== Supplied data ==

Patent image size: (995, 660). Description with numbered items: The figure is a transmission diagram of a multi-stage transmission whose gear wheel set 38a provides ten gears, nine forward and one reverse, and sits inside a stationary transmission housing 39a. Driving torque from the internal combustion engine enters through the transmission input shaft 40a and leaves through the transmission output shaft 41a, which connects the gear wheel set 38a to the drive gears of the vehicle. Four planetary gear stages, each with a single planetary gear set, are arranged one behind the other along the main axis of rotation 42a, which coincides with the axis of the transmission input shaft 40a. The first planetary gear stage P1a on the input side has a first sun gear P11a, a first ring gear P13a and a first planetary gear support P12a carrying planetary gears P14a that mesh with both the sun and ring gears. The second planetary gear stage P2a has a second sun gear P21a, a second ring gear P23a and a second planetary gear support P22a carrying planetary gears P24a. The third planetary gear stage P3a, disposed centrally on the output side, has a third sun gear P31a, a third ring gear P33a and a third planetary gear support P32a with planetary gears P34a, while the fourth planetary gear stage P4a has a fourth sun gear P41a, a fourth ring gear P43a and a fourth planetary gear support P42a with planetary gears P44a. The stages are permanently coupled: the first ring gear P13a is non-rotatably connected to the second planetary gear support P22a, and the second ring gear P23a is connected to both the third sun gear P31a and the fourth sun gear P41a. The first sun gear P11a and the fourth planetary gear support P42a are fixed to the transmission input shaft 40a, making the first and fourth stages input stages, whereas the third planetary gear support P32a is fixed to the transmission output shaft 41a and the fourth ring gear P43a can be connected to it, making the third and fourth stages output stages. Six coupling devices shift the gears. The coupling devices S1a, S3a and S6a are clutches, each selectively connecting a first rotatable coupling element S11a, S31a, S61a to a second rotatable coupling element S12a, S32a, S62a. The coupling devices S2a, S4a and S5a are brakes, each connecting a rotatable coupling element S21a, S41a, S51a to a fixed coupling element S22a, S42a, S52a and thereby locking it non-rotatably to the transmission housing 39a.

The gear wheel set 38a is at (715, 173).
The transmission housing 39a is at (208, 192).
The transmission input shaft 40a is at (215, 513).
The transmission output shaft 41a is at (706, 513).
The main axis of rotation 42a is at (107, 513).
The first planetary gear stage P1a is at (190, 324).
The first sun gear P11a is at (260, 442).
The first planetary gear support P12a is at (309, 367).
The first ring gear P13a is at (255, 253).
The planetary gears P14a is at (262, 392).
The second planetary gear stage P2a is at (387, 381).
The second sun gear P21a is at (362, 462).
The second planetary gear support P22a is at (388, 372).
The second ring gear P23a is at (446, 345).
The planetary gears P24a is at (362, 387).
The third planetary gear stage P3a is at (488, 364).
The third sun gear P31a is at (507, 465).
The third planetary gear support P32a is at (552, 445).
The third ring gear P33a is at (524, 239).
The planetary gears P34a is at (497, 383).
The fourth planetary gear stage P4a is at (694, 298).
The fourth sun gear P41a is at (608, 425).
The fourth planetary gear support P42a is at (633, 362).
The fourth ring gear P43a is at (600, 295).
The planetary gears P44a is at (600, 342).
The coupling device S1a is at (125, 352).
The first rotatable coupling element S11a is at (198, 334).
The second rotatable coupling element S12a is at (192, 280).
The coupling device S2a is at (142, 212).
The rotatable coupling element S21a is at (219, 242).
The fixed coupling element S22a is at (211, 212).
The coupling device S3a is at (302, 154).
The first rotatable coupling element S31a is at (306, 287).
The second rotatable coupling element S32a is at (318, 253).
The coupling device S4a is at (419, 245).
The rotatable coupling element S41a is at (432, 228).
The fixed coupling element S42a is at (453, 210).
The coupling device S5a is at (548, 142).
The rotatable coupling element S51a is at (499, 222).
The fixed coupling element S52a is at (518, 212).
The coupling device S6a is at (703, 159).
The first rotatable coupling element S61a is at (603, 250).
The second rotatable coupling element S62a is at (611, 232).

===
== Supplied data ==

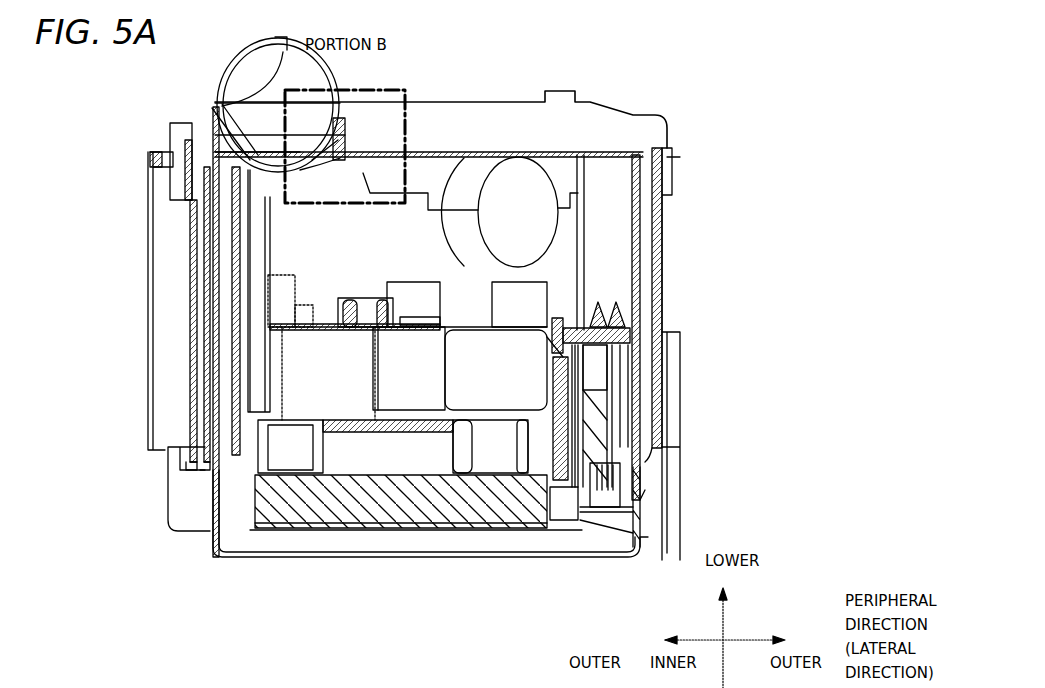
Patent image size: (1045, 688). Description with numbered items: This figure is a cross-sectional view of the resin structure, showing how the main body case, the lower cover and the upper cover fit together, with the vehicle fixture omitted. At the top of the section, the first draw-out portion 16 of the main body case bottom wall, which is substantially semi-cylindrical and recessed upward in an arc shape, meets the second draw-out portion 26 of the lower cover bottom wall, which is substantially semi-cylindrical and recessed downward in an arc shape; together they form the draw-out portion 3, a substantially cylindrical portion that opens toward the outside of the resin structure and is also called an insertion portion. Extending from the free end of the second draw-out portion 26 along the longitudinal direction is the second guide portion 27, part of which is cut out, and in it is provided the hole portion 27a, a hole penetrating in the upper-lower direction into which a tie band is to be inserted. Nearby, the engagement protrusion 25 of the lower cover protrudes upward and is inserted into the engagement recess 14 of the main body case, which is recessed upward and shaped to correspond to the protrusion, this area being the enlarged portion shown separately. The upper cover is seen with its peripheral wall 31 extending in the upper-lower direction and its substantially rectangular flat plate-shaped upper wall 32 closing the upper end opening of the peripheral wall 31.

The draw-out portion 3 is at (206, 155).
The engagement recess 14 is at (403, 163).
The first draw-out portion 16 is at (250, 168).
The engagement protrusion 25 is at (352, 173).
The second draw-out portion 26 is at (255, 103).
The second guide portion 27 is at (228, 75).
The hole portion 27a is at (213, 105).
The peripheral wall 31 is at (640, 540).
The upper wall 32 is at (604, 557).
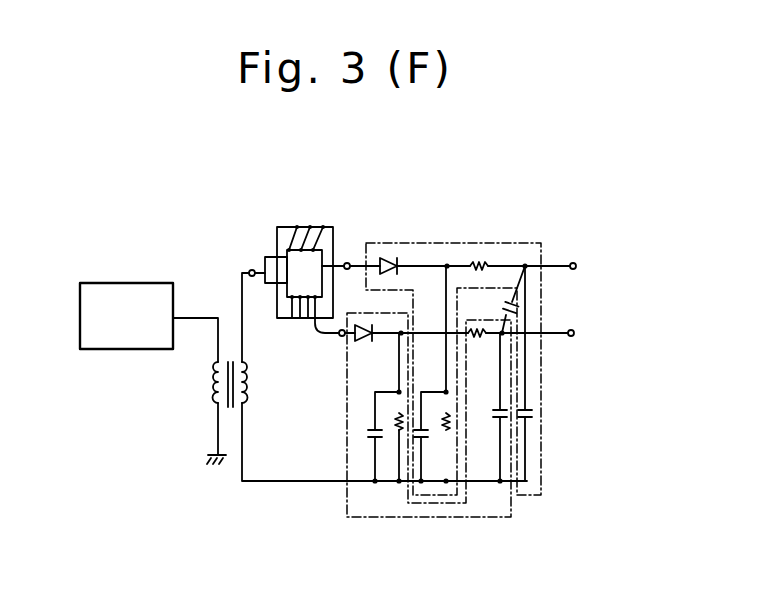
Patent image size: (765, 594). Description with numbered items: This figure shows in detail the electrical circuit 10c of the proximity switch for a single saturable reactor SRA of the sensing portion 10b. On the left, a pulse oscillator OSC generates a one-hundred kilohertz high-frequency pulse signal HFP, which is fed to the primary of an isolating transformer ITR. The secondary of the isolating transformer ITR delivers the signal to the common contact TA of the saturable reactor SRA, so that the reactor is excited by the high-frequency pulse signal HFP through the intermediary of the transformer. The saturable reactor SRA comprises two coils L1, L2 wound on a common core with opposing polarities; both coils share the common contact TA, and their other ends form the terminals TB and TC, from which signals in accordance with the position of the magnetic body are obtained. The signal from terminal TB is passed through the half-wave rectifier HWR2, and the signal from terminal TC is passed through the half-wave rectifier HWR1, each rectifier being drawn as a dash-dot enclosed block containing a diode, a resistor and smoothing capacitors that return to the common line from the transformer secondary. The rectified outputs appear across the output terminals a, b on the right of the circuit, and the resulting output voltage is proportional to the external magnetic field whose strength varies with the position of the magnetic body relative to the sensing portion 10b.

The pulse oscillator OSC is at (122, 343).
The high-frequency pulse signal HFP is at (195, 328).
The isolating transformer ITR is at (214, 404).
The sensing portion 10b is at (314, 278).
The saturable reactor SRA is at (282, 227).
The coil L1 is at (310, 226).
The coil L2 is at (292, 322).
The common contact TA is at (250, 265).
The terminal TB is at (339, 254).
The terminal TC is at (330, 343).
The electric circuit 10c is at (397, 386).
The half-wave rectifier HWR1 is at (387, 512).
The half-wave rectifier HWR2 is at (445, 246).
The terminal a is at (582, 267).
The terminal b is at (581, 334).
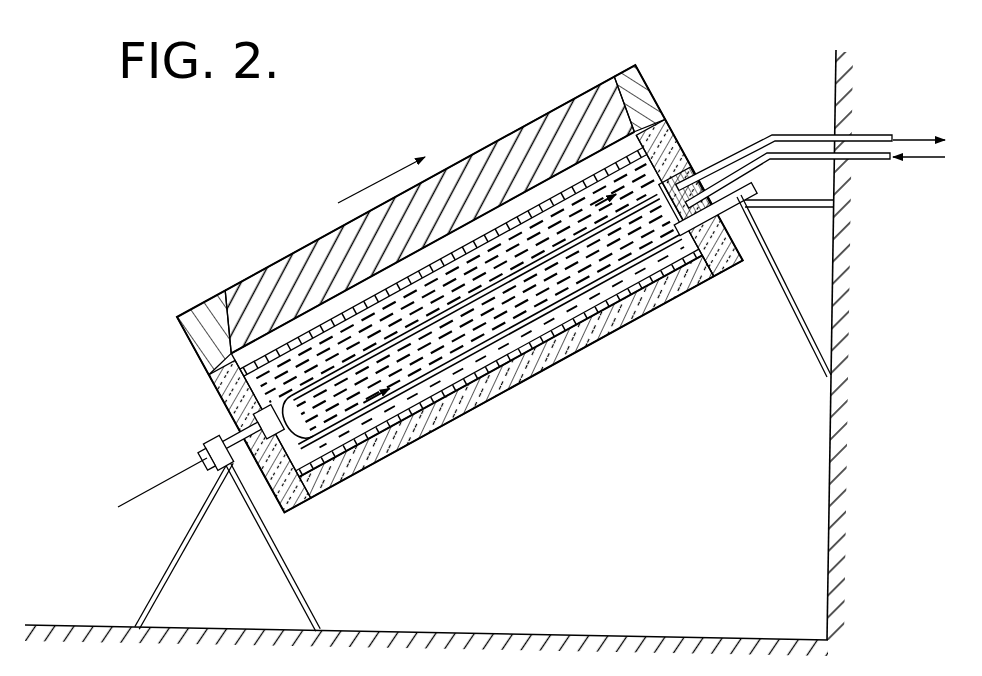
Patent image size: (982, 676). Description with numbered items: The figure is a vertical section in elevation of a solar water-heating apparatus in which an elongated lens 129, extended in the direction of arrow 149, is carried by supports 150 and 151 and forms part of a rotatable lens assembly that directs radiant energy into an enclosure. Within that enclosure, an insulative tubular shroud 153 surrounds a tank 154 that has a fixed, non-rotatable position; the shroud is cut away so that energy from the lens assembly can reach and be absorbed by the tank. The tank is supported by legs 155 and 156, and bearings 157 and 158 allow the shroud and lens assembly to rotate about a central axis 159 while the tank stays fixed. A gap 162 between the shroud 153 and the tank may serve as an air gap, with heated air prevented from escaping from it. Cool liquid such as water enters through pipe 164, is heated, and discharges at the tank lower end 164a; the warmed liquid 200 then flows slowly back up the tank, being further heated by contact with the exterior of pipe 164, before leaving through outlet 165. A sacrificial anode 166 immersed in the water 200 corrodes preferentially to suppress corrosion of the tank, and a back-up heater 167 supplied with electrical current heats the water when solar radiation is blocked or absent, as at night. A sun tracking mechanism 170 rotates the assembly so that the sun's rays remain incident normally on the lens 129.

===
== Supplied data ==

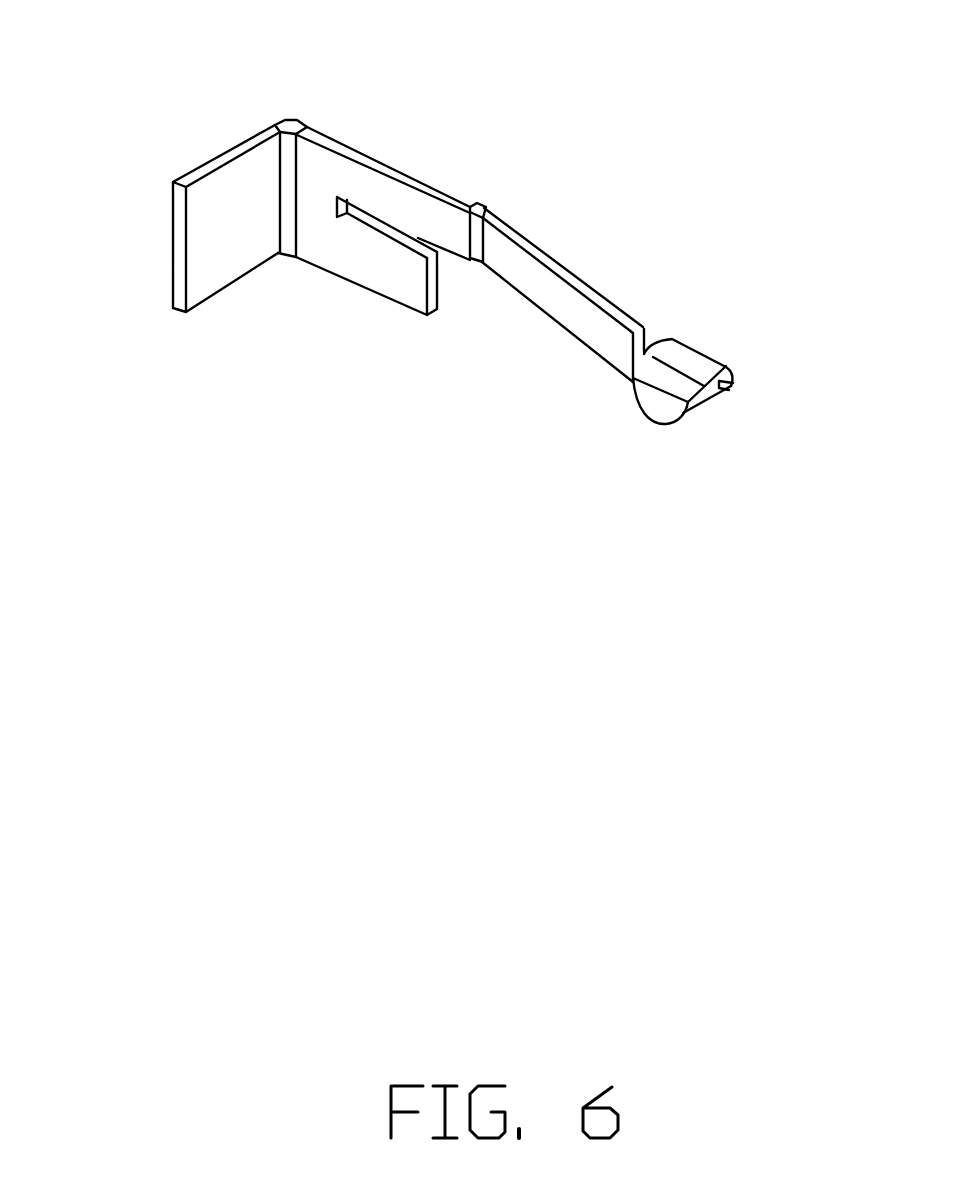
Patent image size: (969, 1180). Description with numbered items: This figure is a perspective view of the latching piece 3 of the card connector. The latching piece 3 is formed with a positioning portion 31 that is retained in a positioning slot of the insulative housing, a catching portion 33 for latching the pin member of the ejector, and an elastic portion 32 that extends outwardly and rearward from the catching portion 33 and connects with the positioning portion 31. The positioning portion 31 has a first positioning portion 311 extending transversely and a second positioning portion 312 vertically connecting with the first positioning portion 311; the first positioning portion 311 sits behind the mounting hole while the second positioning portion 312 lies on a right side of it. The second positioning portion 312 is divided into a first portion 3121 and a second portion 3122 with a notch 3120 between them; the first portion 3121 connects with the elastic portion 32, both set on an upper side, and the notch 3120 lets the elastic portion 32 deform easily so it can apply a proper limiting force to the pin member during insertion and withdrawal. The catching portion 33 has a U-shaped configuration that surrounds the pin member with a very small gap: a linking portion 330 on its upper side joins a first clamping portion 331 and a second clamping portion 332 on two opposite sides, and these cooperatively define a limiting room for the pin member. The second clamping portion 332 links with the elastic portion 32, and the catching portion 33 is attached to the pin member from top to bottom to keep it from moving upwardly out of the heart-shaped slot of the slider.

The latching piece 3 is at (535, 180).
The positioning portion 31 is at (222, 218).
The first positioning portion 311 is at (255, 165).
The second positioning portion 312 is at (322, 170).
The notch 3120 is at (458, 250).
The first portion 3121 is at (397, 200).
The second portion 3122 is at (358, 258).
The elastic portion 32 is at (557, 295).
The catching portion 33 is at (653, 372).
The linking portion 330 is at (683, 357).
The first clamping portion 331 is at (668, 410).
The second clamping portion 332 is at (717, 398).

===

*Short task*: Convert the material, starting at the line that contains "Patent image size: (765, 594)." and ending at the line that contains "The terminal b is at (581, 334).", into a Markdown table with the columns Row and Line. Number each nonblank line in the Row column, and leave out any blank lines.

*Full solution*:
| Row | Line |
|---|---|
| 1 | Patent image size: (765, 594). Description with numbered items: This figure shows in detail the electrical circuit 10c of the proximity switch for a single saturable reactor SRA of the sensing portion 10b. On the left, a pulse oscillator OSC generates a one-hundred kilohertz high-frequency pulse signal HFP, which is fed to the primary of an isolating transformer ITR. The secondary of the isolating transformer ITR delivers the signal to the common contact TA of the saturable reactor SRA, so that the reactor is excited by the high-frequency pulse signal HFP through the intermediary of the transformer. The saturable reactor SRA comprises two coils L1, L2 wound on a common core with opposing polarities; both coils share the common contact TA, and their other ends form the terminals TB and TC, from which signals in accordance with the position of the magnetic body are obtained. The signal from terminal TB is passed through the half-wave rectifier HWR2, and the signal from terminal TC is passed through the half-wave rectifier HWR1, each rectifier being drawn as a dash-dot enclosed block containing a diode, a resistor and smoothing capacitors that return to the common line from the transformer secondary. The rectified outputs appear across the output terminals a, b on the right of the circuit, and the resulting output voltage is proportional to the external magnetic field whose strength varies with the position of the magnetic body relative to the sensing portion 10b. |
| 2 | The pulse oscillator OSC is at (122, 343). |
| 3 | The high-frequency pulse signal HFP is at (195, 328). |
| 4 | The isolating transformer ITR is at (214, 404). |
| 5 | The sensing portion 10b is at (314, 278). |
| 6 | The saturable reactor SRA is at (282, 227). |
| 7 | The coil L1 is at (310, 226). |
| 8 | The coil L2 is at (292, 322). |
| 9 | The common contact TA is at (250, 265). |
| 10 | The terminal TB is at (339, 254). |
| 11 | The terminal TC is at (330, 343). |
| 12 | The electric circuit 10c is at (397, 386). |
| 13 | The half-wave rectifier HWR1 is at (387, 512). |
| 14 | The half-wave rectifier HWR2 is at (445, 246). |
| 15 | The terminal a is at (582, 267). |
| 16 | The terminal b is at (581, 334). |